**EXERCISE AIM:** Of all the lines in the material, how many include the word "custos"? Reply with the number alone.

**EXERCISE MATERIAL:**
★ ★ ★ ★ ★

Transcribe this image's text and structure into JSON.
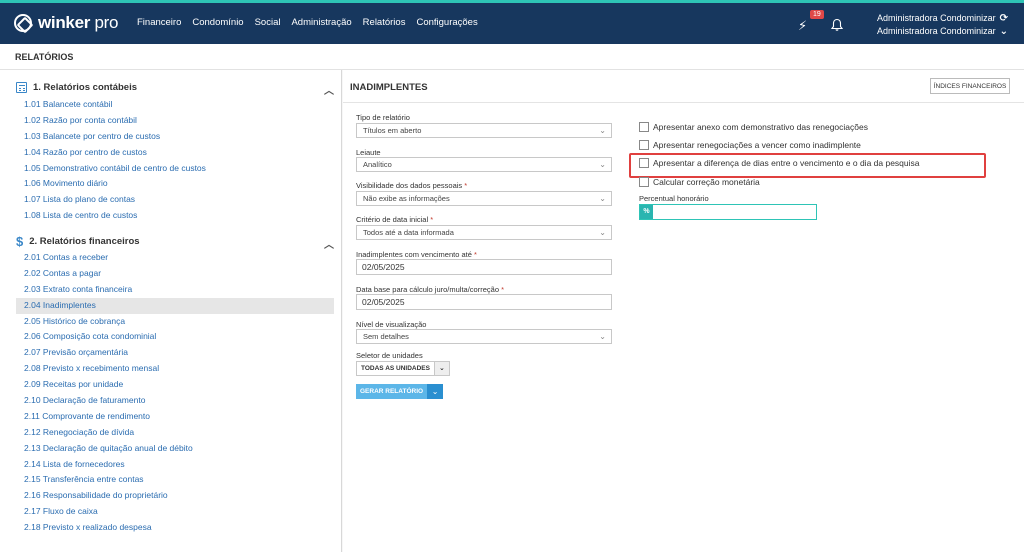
{
  "app": {
    "logo_main": "winker",
    "logo_sub": "pro",
    "menu": [
      "Financeiro",
      "Condomínio",
      "Social",
      "Administração",
      "Relatórios",
      "Configurações"
    ],
    "notifications_count": "19",
    "user_name": "Administradora Condominizar",
    "user_role": "Administradora Condominizar"
  },
  "page": {
    "title": "RELATÓRIOS"
  },
  "sidebar": {
    "section1": {
      "title": "1. Relatórios contábeis",
      "items": [
        "1.01 Balancete contábil",
        "1.02 Razão por conta contábil",
        "1.03 Balancete por centro de custos",
        "1.04 Razão por centro de custos",
        "1.05 Demonstrativo contábil de centro de custos",
        "1.06 Movimento diário",
        "1.07 Lista do plano de contas",
        "1.08 Lista de centro de custos"
      ]
    },
    "section2": {
      "title": "2. Relatórios financeiros",
      "items": [
        "2.01 Contas a receber",
        "2.02 Contas a pagar",
        "2.03 Extrato conta financeira",
        "2.04 Inadimplentes",
        "2.05 Histórico de cobrança",
        "2.06 Composição cota condominial",
        "2.07 Previsão orçamentária",
        "2.08 Previsto x recebimento mensal",
        "2.09 Receitas por unidade",
        "2.10 Declaração de faturamento",
        "2.11 Comprovante de rendimento",
        "2.12 Renegociação de dívida",
        "2.13 Declaração de quitação anual de débito",
        "2.14 Lista de fornecedores",
        "2.15 Transferência entre contas",
        "2.16 Responsabilidade do proprietário",
        "2.17 Fluxo de caixa",
        "2.18 Previsto x realizado despesa"
      ],
      "active": "2.04 Inadimplentes"
    }
  },
  "main": {
    "title": "INADIMPLENTES",
    "indices_button": "ÍNDICES FINANCEIROS",
    "tipo_label": "Tipo de relatório",
    "tipo_value": "Títulos em aberto",
    "leiaute_label": "Leiaute",
    "leiaute_value": "Analítico",
    "visib_label": "Visibilidade dos dados pessoais",
    "visib_value": "Não exibe as informações",
    "criterio_label": "Critério de data inicial",
    "criterio_value": "Todos até a data informada",
    "venc_label": "Inadimplentes com vencimento até",
    "venc_value": "02/05/2025",
    "database_label": "Data base para cálculo juro/multa/correção",
    "database_value": "02/05/2025",
    "nivel_label": "Nível de visualização",
    "nivel_value": "Sem detalhes",
    "seletor_label": "Seletor de unidades",
    "seletor_value": "TODAS AS UNIDADES",
    "gerar_button": "GERAR RELATÓRIO",
    "checks": [
      "Apresentar anexo com demonstrativo das renegociações",
      "Apresentar renegociações a vencer como inadimplente",
      "Apresentar a diferença de dias entre o vencimento e o dia da pesquisa",
      "Calcular correção monetária"
    ],
    "honorario_label": "Percentual honorário",
    "honorario_symbol": "%"
  },
  "colors": {
    "navbar": "#17375e",
    "accent": "#2ec4b6",
    "link": "#2a6cb0",
    "highlight": "#e0403f"
  }
}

★ ★ ★ ★ ★

**PROBLEM SOLUTION:** 4